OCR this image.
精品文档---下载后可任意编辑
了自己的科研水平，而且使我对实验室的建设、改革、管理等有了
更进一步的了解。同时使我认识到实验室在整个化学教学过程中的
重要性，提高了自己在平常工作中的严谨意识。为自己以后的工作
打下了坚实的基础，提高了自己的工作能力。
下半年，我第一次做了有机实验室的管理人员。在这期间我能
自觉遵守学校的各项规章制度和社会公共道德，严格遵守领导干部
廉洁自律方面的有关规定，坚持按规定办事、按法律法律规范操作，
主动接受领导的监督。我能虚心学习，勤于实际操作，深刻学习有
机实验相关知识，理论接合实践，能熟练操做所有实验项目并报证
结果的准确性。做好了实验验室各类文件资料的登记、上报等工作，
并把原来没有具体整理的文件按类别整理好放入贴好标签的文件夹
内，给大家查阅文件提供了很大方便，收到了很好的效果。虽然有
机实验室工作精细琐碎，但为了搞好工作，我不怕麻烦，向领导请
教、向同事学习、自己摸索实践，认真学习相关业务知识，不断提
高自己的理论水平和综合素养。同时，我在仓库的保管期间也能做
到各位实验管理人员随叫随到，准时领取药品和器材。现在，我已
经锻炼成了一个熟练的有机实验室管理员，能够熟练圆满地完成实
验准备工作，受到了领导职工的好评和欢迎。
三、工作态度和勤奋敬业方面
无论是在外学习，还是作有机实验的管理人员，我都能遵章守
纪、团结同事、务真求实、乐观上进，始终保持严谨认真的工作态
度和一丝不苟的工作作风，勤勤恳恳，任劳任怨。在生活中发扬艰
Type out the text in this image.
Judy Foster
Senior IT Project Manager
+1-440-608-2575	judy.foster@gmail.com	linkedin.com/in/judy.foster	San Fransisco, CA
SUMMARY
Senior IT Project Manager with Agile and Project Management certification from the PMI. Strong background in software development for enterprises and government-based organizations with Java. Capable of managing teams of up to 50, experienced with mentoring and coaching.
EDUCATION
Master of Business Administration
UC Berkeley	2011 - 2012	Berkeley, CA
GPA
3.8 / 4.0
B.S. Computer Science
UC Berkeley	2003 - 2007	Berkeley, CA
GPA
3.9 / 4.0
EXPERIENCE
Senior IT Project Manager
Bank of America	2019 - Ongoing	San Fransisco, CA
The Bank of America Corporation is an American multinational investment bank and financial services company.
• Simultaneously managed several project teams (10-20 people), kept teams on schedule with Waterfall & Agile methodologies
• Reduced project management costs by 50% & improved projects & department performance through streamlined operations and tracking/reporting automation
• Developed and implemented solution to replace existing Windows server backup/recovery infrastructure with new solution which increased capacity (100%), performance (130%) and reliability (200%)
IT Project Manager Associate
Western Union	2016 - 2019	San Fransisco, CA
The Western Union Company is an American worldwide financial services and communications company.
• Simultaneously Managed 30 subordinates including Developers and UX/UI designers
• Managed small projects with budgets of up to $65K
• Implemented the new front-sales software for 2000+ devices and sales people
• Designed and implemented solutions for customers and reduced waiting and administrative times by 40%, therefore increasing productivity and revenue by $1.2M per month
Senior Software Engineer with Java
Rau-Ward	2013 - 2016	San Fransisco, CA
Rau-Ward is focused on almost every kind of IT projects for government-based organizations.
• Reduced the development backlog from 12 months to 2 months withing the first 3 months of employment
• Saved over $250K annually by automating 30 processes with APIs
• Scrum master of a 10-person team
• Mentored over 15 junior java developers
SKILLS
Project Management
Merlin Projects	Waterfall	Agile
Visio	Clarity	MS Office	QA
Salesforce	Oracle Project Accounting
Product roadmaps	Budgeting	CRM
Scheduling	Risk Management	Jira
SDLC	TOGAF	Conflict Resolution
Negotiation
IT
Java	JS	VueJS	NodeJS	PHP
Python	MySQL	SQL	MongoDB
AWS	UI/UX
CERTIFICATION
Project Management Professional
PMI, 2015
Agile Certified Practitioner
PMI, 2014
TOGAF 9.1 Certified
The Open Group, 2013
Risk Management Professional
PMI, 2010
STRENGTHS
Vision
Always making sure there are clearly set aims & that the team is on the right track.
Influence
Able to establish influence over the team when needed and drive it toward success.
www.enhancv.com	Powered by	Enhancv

What to work on:
State the count of lines holding the string "Union" in the listing above, and nothing else.

Response:
2